**What the task requires:** Restate each line word for word. Leave out every picture.

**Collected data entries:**
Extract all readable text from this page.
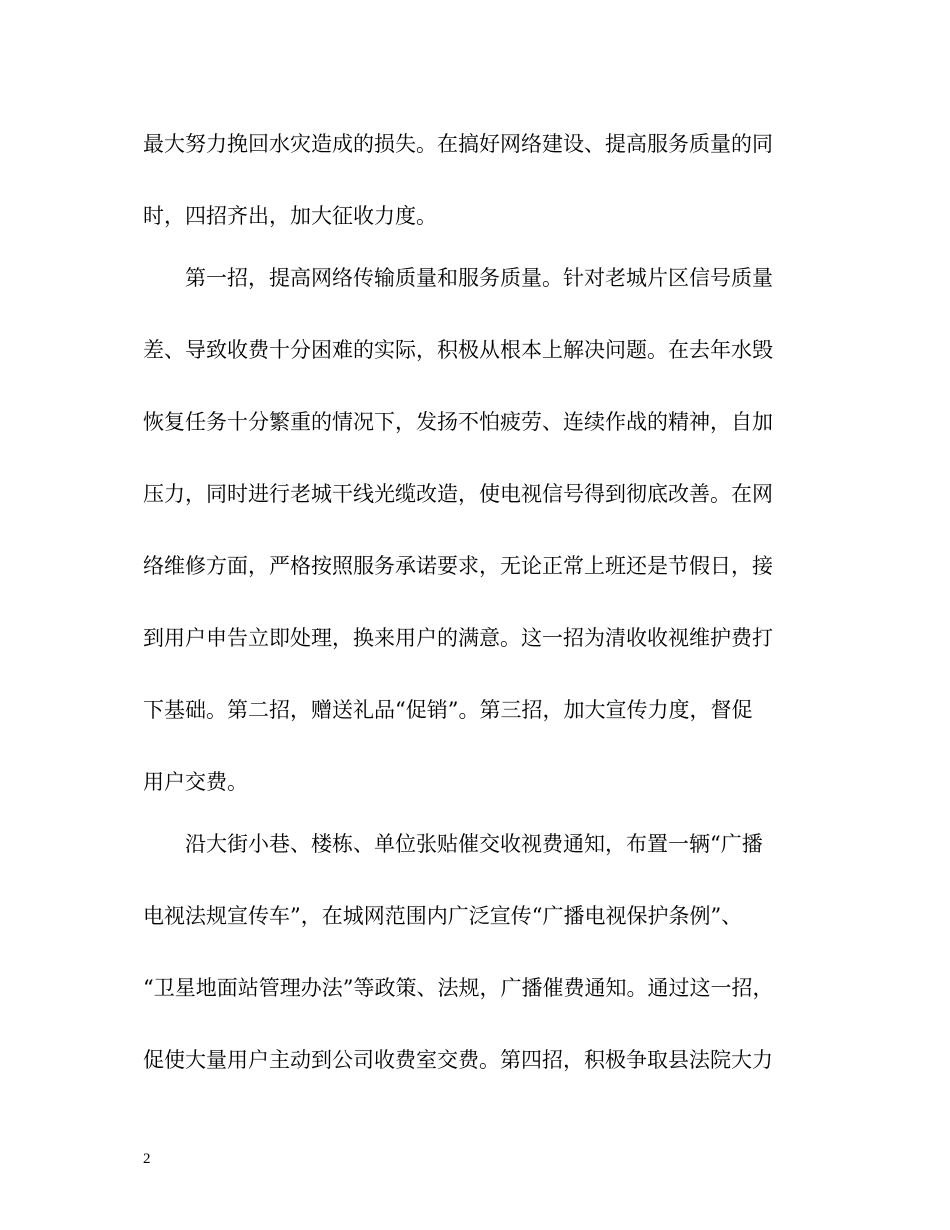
最大努力挽回水灾造成的损失。在搞好网络建设、提高服务质量的同
时，四招齐出，加大征收力度。
第一招，提高网络传输质量和服务质量。针对老城片区信号质量
差、导致收费十分困难的实际，积极从根本上解决问题。在去年水毁
恢复任务十分繁重的情况下，发扬不怕疲劳、连续作战的精神，自加
压力，同时进行老城干线光缆改造，使电视信号得到彻底改善。在网
络维修方面，严格按照服务承诺要求，无论正常上班还是节假日，接
到用户申告立即处理，换来用户的满意。这一招为清收收视维护费打
下基础。第二招，赠送礼品“促销”。第三招，加大宣传力度，督促
用户交费。
沿大街小巷、楼栋、单位张贴催交收视费通知，布置一辆“广播
电视法规宣传车”，在城网范围内广泛宣传“广播电视保护条例”、
“卫星地面站管理办法”等政策、法规，广播催费通知。通过这一招，
促使大量用户主动到公司收费室交费。第四招，积极争取县法院大力
2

**Full response:**
Extract all readable text from this page.
最大努力挽回水灾造成的损失。在搞好网络建设、提高服务质量的同
时，四招齐出，加大征收力度。
第一招，提高网络传输质量和服务质量。针对老城片区信号质量
差、导致收费十分困难的实际，积极从根本上解决问题。在去年水毁
恢复任务十分繁重的情况下，发扬不怕疲劳、连续作战的精神，自加
压力，同时进行老城干线光缆改造，使电视信号得到彻底改善。在网
络维修方面，严格按照服务承诺要求，无论正常上班还是节假日，接
到用户申告立即处理，换来用户的满意。这一招为清收收视维护费打
下基础。第二招，赠送礼品“促销”。第三招，加大宣传力度，督促
用户交费。
沿大街小巷、楼栋、单位张贴催交收视费通知，布置一辆“广播
电视法规宣传车”，在城网范围内广泛宣传“广播电视保护条例”、
“卫星地面站管理办法”等政策、法规，广播催费通知。通过这一招，
促使大量用户主动到公司收费室交费。第四招，积极争取县法院大力
2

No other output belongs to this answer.